Start of Available records
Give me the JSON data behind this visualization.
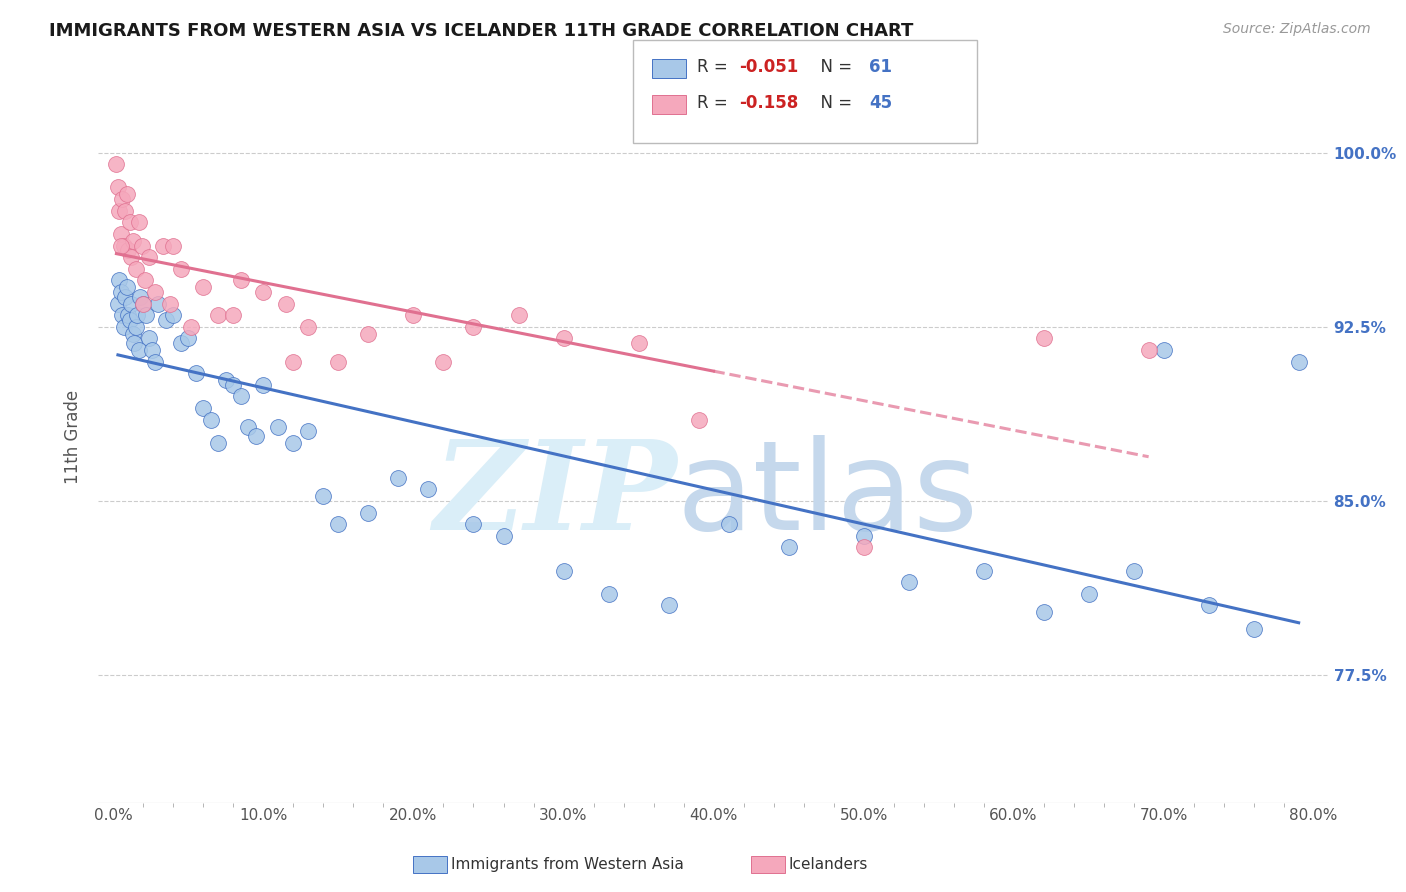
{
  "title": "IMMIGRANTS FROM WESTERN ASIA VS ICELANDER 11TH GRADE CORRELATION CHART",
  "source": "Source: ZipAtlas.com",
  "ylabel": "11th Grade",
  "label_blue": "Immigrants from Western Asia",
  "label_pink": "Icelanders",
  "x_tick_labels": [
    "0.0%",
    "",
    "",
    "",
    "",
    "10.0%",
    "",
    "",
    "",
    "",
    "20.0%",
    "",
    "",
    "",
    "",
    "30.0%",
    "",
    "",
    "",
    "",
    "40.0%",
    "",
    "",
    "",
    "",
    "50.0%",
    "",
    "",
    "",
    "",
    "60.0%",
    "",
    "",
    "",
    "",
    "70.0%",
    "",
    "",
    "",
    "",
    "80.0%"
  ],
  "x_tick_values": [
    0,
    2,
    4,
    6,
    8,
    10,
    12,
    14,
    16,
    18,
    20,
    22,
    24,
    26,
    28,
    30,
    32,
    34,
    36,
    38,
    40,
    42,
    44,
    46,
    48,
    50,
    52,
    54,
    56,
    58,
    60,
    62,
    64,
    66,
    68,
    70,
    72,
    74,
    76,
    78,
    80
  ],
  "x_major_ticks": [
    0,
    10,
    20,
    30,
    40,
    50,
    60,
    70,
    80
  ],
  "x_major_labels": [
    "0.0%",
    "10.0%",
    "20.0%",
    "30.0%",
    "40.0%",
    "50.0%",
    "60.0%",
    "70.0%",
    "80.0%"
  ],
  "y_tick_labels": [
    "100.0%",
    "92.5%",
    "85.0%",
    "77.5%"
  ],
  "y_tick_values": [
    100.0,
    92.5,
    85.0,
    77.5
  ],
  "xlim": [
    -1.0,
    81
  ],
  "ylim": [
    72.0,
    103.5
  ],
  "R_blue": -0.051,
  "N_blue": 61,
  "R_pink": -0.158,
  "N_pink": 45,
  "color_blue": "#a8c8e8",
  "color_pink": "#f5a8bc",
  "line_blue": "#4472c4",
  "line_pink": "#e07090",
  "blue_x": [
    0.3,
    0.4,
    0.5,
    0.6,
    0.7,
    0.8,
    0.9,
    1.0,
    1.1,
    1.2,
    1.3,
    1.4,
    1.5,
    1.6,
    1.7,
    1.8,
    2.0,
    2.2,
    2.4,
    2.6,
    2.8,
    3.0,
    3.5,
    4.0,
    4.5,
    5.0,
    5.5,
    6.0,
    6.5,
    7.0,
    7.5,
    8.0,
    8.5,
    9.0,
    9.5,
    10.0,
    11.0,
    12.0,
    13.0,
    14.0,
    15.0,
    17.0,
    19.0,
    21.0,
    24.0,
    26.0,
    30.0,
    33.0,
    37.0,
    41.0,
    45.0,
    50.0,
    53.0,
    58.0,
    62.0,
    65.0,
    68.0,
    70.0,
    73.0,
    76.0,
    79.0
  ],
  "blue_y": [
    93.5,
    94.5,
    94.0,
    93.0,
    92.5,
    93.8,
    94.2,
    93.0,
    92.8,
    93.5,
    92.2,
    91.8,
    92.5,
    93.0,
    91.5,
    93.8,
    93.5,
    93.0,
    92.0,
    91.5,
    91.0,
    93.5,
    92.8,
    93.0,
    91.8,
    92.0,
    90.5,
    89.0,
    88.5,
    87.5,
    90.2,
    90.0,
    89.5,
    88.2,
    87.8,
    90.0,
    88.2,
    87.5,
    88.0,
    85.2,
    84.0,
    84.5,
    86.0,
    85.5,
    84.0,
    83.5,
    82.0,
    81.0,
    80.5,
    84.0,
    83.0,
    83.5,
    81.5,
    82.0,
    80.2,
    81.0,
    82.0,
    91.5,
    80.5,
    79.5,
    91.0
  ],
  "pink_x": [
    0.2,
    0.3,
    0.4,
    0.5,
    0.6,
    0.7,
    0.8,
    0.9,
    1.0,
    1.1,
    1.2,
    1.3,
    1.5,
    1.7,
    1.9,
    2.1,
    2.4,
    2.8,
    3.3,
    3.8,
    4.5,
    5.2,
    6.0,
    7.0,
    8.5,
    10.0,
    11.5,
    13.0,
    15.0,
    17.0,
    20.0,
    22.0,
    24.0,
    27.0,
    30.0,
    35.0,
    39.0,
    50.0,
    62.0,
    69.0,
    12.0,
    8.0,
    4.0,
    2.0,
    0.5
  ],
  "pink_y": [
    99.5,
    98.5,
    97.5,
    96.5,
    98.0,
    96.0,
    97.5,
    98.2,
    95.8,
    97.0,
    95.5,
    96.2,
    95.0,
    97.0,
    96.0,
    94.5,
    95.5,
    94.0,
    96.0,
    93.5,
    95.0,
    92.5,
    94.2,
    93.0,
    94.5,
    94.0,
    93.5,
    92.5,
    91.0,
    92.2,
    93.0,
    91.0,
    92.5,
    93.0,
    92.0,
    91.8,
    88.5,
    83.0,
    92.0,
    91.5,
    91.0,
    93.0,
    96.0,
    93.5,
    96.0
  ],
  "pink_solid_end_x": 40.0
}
End of Available records
Start of Available records
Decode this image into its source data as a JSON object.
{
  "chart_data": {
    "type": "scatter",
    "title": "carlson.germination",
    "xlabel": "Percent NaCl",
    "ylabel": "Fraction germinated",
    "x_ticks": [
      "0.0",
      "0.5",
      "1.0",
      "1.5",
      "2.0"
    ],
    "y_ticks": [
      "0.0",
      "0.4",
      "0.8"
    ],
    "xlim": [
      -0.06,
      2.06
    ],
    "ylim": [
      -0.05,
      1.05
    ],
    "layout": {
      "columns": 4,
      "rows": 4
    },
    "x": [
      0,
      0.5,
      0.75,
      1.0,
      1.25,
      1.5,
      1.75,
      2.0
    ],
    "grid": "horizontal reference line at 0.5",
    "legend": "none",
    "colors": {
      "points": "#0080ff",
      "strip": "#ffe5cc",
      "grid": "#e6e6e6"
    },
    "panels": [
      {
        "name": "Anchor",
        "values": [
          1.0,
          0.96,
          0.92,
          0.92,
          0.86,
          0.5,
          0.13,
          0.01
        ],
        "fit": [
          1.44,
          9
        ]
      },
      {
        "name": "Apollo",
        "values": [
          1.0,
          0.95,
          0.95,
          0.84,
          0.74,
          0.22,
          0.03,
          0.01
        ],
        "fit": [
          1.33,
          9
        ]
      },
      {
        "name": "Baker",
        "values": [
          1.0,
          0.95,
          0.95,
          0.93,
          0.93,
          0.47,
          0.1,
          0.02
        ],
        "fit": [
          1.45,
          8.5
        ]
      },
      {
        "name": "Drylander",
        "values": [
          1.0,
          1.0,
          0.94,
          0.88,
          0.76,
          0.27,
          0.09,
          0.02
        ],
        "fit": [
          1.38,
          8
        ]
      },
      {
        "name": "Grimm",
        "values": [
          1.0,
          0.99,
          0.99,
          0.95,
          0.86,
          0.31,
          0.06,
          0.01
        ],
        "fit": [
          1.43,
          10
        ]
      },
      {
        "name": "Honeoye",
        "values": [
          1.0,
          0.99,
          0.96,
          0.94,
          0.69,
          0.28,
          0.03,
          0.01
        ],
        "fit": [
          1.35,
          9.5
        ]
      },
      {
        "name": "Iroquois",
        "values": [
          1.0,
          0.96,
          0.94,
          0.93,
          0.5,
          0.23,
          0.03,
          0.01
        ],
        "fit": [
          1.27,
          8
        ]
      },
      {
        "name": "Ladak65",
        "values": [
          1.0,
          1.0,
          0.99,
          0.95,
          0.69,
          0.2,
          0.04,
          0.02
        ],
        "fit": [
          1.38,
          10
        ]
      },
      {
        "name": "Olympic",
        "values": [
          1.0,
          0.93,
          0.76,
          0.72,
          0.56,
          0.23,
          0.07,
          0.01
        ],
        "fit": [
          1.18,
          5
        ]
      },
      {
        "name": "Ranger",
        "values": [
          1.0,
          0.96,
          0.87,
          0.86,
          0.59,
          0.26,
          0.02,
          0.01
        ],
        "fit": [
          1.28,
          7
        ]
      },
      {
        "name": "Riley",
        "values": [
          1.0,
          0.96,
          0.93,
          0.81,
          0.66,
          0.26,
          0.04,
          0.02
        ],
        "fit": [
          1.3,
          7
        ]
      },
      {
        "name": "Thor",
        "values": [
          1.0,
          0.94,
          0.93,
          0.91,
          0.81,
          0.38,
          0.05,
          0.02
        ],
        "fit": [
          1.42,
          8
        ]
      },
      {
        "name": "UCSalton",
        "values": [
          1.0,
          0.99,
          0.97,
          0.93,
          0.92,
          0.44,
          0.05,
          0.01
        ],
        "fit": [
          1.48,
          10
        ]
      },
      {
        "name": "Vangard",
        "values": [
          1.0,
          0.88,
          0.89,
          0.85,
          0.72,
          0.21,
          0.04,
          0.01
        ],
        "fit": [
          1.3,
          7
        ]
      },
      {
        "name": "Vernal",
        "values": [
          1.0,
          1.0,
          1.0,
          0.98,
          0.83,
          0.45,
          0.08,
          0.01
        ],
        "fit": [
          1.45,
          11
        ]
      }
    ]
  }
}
End of Available records
Start of Available records
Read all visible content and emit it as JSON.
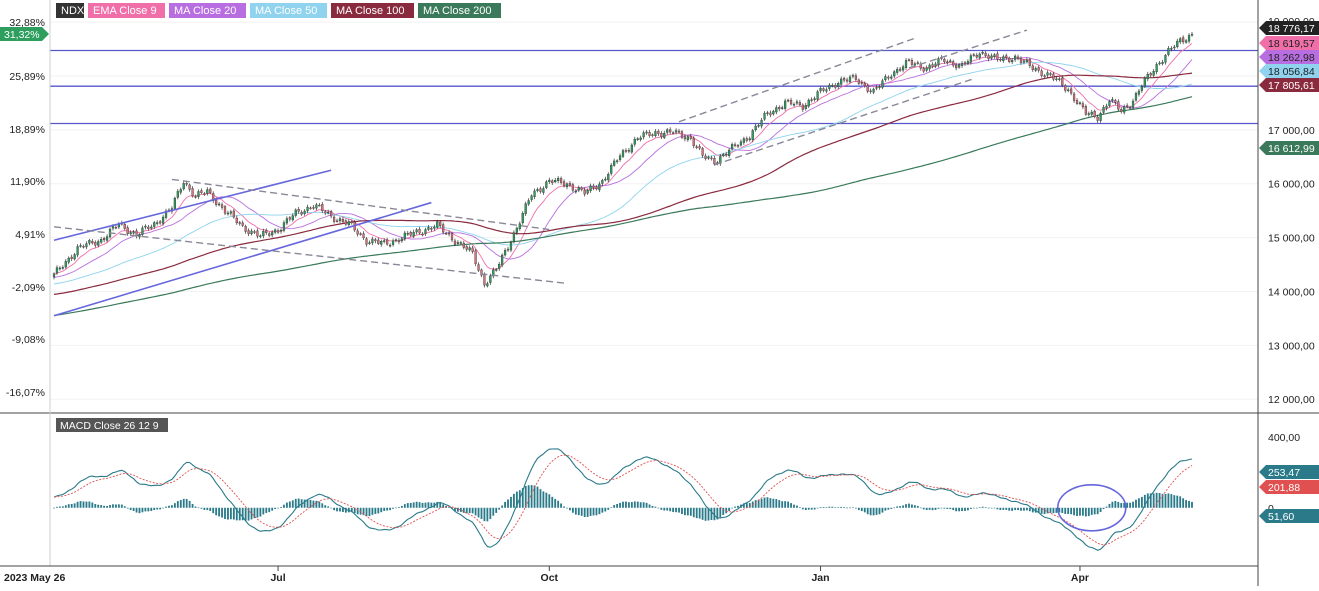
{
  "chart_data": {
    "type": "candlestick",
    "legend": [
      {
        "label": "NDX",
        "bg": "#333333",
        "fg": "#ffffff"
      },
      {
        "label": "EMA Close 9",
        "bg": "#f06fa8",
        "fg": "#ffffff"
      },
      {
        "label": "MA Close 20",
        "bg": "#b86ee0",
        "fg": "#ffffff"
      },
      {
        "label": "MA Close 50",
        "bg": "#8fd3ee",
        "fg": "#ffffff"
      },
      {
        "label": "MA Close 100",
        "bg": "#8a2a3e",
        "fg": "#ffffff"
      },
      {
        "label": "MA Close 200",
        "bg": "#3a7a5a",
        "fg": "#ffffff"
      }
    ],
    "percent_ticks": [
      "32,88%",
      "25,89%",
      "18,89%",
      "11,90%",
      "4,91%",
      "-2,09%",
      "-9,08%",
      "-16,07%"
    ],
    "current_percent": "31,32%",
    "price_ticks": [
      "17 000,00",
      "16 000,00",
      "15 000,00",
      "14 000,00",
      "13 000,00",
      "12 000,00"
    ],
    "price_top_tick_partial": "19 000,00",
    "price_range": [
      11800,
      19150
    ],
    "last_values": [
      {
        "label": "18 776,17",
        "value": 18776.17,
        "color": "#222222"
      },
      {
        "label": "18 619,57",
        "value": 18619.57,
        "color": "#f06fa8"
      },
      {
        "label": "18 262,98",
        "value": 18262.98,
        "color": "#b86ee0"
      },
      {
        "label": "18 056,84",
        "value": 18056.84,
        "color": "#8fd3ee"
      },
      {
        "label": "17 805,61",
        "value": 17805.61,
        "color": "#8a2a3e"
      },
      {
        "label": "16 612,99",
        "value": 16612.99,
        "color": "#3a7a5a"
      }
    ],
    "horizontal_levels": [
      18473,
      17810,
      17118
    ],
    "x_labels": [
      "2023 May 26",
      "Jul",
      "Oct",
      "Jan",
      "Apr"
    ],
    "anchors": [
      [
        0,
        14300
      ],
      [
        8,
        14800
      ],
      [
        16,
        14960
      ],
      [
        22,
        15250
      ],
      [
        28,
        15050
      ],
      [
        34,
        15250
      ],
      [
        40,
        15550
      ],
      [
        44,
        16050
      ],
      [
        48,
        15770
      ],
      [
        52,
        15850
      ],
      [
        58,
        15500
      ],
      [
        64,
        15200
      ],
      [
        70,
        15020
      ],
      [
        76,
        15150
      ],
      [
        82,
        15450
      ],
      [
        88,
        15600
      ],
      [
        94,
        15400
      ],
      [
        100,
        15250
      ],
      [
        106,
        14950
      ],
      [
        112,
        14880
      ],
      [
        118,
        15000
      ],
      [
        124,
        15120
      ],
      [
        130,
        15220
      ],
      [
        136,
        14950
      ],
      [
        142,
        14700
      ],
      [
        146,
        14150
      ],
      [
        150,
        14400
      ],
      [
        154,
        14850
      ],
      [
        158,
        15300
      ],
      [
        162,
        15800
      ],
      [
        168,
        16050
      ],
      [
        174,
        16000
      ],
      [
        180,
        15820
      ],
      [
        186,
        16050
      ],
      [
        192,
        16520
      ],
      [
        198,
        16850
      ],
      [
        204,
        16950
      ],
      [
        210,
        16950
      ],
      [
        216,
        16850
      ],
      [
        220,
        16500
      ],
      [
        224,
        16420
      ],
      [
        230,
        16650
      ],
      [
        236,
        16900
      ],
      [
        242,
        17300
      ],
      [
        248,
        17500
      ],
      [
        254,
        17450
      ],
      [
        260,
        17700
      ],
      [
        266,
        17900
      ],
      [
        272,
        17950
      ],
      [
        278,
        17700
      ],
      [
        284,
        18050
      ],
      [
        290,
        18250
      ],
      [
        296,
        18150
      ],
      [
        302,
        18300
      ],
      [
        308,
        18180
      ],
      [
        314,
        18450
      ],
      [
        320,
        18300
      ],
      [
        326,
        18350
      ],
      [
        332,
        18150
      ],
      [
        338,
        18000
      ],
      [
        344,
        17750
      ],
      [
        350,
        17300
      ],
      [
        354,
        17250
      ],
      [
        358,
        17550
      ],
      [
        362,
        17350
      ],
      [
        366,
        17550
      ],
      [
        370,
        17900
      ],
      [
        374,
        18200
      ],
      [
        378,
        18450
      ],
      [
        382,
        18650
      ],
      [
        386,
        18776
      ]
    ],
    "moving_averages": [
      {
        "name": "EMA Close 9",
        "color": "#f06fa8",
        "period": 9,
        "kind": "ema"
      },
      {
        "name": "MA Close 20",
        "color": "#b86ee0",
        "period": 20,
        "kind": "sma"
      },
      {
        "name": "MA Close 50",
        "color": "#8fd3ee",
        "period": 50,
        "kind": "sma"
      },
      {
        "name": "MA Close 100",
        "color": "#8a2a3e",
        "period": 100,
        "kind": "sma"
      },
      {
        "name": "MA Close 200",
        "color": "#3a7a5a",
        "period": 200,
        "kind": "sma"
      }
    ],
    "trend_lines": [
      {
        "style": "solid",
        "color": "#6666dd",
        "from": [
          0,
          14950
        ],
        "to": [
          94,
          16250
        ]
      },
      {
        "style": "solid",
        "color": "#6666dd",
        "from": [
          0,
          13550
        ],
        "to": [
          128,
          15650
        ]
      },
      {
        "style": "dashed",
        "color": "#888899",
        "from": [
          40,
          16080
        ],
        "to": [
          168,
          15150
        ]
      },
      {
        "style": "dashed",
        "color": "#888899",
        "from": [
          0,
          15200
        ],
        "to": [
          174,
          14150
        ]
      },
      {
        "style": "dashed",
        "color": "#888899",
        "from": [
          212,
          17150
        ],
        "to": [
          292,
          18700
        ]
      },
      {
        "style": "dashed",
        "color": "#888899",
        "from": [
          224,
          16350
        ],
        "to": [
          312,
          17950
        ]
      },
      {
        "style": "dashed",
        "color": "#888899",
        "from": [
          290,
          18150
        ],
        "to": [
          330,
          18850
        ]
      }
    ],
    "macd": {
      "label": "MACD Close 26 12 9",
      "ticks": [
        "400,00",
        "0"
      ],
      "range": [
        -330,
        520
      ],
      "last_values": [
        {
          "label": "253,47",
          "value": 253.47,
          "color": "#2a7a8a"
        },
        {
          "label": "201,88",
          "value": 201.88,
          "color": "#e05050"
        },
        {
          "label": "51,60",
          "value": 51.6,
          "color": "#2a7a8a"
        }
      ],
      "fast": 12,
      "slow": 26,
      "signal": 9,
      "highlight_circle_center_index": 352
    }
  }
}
End of Available records
__What to produce__
Keep only those lines of the records that hold "grid", and return them.

__Solved exercise__
    "grid": "horizontal reference line at 0.5",
      "grid": "#e6e6e6"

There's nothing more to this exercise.